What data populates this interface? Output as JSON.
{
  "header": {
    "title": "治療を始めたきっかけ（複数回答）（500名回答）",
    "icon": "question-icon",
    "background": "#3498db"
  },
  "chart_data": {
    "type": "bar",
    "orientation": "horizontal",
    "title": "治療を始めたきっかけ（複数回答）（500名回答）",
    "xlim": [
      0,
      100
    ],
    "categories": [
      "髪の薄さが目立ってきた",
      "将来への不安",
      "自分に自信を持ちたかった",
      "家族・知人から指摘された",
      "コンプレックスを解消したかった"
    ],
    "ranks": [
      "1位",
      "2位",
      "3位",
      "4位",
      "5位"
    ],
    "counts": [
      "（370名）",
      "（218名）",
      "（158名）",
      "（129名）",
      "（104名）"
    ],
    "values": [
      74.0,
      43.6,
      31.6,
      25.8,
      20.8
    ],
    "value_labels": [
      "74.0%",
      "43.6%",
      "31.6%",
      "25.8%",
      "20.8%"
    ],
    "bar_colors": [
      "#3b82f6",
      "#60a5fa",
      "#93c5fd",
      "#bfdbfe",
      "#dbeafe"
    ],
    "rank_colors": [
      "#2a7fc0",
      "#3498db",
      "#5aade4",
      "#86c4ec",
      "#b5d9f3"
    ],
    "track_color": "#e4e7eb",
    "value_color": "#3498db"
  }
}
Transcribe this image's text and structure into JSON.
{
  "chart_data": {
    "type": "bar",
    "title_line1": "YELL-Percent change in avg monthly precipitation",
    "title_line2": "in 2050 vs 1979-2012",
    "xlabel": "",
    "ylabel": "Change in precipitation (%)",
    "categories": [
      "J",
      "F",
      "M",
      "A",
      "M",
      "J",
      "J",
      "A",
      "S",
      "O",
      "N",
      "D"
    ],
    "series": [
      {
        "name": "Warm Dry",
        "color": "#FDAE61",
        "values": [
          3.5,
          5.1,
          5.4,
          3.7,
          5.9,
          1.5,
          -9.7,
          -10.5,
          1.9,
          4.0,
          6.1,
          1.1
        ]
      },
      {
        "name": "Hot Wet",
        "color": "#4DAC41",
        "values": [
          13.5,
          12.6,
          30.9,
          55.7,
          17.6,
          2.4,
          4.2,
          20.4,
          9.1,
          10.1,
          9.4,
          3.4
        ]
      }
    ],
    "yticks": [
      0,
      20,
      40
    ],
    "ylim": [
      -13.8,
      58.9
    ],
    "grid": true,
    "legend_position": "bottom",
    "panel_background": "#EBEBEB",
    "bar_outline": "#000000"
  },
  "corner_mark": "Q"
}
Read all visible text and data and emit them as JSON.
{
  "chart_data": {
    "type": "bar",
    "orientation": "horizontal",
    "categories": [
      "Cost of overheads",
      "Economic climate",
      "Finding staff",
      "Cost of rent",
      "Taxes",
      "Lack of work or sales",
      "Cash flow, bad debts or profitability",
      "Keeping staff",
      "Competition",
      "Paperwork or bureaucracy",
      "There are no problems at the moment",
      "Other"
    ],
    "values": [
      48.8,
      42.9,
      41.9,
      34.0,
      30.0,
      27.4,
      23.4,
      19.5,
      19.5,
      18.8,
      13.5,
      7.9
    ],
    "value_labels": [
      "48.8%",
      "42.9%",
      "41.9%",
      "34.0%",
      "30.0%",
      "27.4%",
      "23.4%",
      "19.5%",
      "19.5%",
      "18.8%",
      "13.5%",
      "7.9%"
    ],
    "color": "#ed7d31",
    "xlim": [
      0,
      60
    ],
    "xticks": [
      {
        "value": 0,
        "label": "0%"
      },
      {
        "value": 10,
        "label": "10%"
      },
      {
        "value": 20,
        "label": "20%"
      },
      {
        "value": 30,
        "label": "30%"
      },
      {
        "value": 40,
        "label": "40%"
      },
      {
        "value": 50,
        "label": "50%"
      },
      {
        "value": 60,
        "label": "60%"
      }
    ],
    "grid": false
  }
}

§ **EXERCISE PROMPT**
Return all of the above records exactly, leaving no line out.

§ **FULL RESPONSE**
What data populates this interface? Output as JSON.
{
  "header": {
    "title": "治療を始めたきっかけ（複数回答）（500名回答）",
    "icon": "question-icon",
    "background": "#3498db"
  },
  "chart_data": {
    "type": "bar",
    "orientation": "horizontal",
    "title": "治療を始めたきっかけ（複数回答）（500名回答）",
    "xlim": [
      0,
      100
    ],
    "categories": [
      "髪の薄さが目立ってきた",
      "将来への不安",
      "自分に自信を持ちたかった",
      "家族・知人から指摘された",
      "コンプレックスを解消したかった"
    ],
    "ranks": [
      "1位",
      "2位",
      "3位",
      "4位",
      "5位"
    ],
    "counts": [
      "（370名）",
      "（218名）",
      "（158名）",
      "（129名）",
      "（104名）"
    ],
    "values": [
      74.0,
      43.6,
      31.6,
      25.8,
      20.8
    ],
    "value_labels": [
      "74.0%",
      "43.6%",
      "31.6%",
      "25.8%",
      "20.8%"
    ],
    "bar_colors": [
      "#3b82f6",
      "#60a5fa",
      "#93c5fd",
      "#bfdbfe",
      "#dbeafe"
    ],
    "rank_colors": [
      "#2a7fc0",
      "#3498db",
      "#5aade4",
      "#86c4ec",
      "#b5d9f3"
    ],
    "track_color": "#e4e7eb",
    "value_color": "#3498db"
  }
}
Transcribe this image's text and structure into JSON.
{
  "chart_data": {
    "type": "bar",
    "title_line1": "YELL-Percent change in avg monthly precipitation",
    "title_line2": "in 2050 vs 1979-2012",
    "xlabel": "",
    "ylabel": "Change in precipitation (%)",
    "categories": [
      "J",
      "F",
      "M",
      "A",
      "M",
      "J",
      "J",
      "A",
      "S",
      "O",
      "N",
      "D"
    ],
    "series": [
      {
        "name": "Warm Dry",
        "color": "#FDAE61",
        "values": [
          3.5,
          5.1,
          5.4,
          3.7,
          5.9,
          1.5,
          -9.7,
          -10.5,
          1.9,
          4.0,
          6.1,
          1.1
        ]
      },
      {
        "name": "Hot Wet",
        "color": "#4DAC41",
        "values": [
          13.5,
          12.6,
          30.9,
          55.7,
          17.6,
          2.4,
          4.2,
          20.4,
          9.1,
          10.1,
          9.4,
          3.4
        ]
      }
    ],
    "yticks": [
      0,
      20,
      40
    ],
    "ylim": [
      -13.8,
      58.9
    ],
    "grid": true,
    "legend_position": "bottom",
    "panel_background": "#EBEBEB",
    "bar_outline": "#000000"
  },
  "corner_mark": "Q"
}
Read all visible text and data and emit them as JSON.
{
  "chart_data": {
    "type": "bar",
    "orientation": "horizontal",
    "categories": [
      "Cost of overheads",
      "Economic climate",
      "Finding staff",
      "Cost of rent",
      "Taxes",
      "Lack of work or sales",
      "Cash flow, bad debts or profitability",
      "Keeping staff",
      "Competition",
      "Paperwork or bureaucracy",
      "There are no problems at the moment",
      "Other"
    ],
    "values": [
      48.8,
      42.9,
      41.9,
      34.0,
      30.0,
      27.4,
      23.4,
      19.5,
      19.5,
      18.8,
      13.5,
      7.9
    ],
    "value_labels": [
      "48.8%",
      "42.9%",
      "41.9%",
      "34.0%",
      "30.0%",
      "27.4%",
      "23.4%",
      "19.5%",
      "19.5%",
      "18.8%",
      "13.5%",
      "7.9%"
    ],
    "color": "#ed7d31",
    "xlim": [
      0,
      60
    ],
    "xticks": [
      {
        "value": 0,
        "label": "0%"
      },
      {
        "value": 10,
        "label": "10%"
      },
      {
        "value": 20,
        "label": "20%"
      },
      {
        "value": 30,
        "label": "30%"
      },
      {
        "value": 40,
        "label": "40%"
      },
      {
        "value": 50,
        "label": "50%"
      },
      {
        "value": 60,
        "label": "60%"
      }
    ],
    "grid": false
  }
}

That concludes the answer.